Dataset entries:
────────

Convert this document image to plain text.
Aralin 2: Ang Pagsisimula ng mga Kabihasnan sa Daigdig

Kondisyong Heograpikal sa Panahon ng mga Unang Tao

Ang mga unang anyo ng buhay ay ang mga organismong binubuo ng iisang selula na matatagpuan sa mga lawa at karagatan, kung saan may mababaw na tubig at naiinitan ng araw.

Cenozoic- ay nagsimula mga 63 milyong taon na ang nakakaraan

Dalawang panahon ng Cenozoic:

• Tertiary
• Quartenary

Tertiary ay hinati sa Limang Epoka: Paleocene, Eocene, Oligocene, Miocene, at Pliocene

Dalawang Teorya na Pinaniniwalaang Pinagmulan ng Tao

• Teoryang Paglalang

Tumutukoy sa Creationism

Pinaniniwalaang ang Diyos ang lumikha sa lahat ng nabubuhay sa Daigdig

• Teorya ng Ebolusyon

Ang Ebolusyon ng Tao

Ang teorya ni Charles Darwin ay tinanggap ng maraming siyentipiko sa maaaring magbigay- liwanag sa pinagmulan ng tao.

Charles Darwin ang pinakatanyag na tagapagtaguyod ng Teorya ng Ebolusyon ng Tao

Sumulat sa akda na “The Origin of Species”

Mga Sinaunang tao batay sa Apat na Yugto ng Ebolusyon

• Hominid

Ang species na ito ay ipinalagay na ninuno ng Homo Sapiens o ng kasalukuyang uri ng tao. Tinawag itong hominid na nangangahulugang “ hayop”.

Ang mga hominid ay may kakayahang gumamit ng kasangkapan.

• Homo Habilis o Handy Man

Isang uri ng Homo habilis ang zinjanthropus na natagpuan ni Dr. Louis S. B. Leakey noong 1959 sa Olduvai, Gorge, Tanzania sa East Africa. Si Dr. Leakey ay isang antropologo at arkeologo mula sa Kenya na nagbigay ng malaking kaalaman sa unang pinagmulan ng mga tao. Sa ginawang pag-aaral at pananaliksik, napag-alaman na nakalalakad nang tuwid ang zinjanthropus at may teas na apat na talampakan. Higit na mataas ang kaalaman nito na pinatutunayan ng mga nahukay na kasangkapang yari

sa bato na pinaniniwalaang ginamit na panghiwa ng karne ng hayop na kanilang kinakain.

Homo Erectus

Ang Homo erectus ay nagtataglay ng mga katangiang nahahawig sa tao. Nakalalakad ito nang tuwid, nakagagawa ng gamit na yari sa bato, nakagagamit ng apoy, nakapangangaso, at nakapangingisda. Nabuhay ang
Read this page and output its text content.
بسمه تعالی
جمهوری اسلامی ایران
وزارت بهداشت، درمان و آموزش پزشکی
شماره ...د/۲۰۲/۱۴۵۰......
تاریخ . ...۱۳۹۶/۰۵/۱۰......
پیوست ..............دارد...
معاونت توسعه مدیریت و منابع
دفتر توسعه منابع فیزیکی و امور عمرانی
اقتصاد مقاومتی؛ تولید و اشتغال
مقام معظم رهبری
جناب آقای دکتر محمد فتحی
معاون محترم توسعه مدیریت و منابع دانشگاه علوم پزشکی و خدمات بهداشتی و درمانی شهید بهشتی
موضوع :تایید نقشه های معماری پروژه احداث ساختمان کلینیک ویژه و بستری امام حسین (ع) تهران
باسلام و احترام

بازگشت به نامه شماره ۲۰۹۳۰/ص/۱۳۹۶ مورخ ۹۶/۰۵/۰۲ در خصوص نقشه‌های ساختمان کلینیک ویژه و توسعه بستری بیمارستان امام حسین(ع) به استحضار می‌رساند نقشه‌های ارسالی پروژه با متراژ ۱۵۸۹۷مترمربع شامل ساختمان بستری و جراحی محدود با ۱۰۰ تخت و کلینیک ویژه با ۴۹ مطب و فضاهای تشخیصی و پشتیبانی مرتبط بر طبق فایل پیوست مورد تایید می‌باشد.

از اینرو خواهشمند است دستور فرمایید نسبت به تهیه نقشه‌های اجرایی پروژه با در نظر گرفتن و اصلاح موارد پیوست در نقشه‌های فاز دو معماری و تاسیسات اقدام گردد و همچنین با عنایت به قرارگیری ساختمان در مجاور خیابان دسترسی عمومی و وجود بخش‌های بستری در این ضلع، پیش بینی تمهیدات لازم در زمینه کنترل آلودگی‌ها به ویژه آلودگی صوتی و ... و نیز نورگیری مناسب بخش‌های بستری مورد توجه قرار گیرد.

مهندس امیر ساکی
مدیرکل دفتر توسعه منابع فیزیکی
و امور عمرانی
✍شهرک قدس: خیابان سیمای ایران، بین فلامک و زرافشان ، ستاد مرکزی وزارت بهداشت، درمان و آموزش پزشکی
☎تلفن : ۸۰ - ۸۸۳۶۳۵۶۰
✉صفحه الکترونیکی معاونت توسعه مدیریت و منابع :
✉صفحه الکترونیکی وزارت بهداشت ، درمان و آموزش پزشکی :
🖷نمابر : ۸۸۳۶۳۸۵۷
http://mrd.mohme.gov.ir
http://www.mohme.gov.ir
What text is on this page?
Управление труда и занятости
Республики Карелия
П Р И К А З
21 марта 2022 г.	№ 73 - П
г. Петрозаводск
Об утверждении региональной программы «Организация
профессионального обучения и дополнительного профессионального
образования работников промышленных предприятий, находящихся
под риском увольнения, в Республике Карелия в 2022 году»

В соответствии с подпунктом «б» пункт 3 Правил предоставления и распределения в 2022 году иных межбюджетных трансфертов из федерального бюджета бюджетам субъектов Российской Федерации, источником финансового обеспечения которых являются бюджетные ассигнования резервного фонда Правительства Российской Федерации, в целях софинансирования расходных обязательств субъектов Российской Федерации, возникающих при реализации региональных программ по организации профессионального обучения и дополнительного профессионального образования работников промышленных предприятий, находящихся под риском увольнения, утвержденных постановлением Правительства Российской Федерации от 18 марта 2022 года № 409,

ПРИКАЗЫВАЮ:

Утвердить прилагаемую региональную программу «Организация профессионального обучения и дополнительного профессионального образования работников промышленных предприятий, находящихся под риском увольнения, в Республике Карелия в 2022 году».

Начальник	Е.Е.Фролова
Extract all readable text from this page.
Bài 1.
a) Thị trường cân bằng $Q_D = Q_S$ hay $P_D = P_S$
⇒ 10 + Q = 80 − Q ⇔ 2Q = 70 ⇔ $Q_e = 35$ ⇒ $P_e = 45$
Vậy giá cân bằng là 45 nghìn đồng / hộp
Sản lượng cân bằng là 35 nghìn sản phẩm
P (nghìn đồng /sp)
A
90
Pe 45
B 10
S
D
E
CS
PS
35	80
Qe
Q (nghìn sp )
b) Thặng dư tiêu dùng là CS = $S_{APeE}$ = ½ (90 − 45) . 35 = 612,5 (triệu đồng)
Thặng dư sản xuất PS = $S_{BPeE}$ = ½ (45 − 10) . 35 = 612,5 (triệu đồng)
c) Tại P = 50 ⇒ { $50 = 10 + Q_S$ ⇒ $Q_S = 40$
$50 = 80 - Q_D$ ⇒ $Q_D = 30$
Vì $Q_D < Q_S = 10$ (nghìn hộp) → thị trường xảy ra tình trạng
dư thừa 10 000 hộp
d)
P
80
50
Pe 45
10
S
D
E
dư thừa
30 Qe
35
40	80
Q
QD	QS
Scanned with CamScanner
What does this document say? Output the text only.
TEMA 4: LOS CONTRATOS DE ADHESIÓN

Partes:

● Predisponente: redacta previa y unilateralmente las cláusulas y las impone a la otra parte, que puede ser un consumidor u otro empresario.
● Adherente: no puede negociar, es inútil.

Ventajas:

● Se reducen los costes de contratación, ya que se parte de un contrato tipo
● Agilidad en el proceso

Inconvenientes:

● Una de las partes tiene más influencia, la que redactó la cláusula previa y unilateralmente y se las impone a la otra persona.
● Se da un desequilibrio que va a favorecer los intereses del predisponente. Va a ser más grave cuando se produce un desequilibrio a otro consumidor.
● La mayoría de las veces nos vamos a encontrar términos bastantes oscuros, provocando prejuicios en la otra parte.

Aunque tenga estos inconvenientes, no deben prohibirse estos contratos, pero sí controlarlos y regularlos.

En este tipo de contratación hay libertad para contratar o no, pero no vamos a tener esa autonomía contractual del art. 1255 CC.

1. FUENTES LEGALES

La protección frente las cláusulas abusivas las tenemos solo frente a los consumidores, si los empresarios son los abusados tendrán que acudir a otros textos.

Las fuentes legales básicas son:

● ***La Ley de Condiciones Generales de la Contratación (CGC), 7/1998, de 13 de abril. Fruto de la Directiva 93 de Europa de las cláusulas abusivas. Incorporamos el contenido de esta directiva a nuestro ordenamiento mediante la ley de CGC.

────────

**REQUEST:**
From the records above, pull out every line containing the word "عمرانی".

**SOLUTION TO THIS PROBLEM:**
دفتر توسعه منابع فیزیکی و امور عمرانی
و امور عمرانی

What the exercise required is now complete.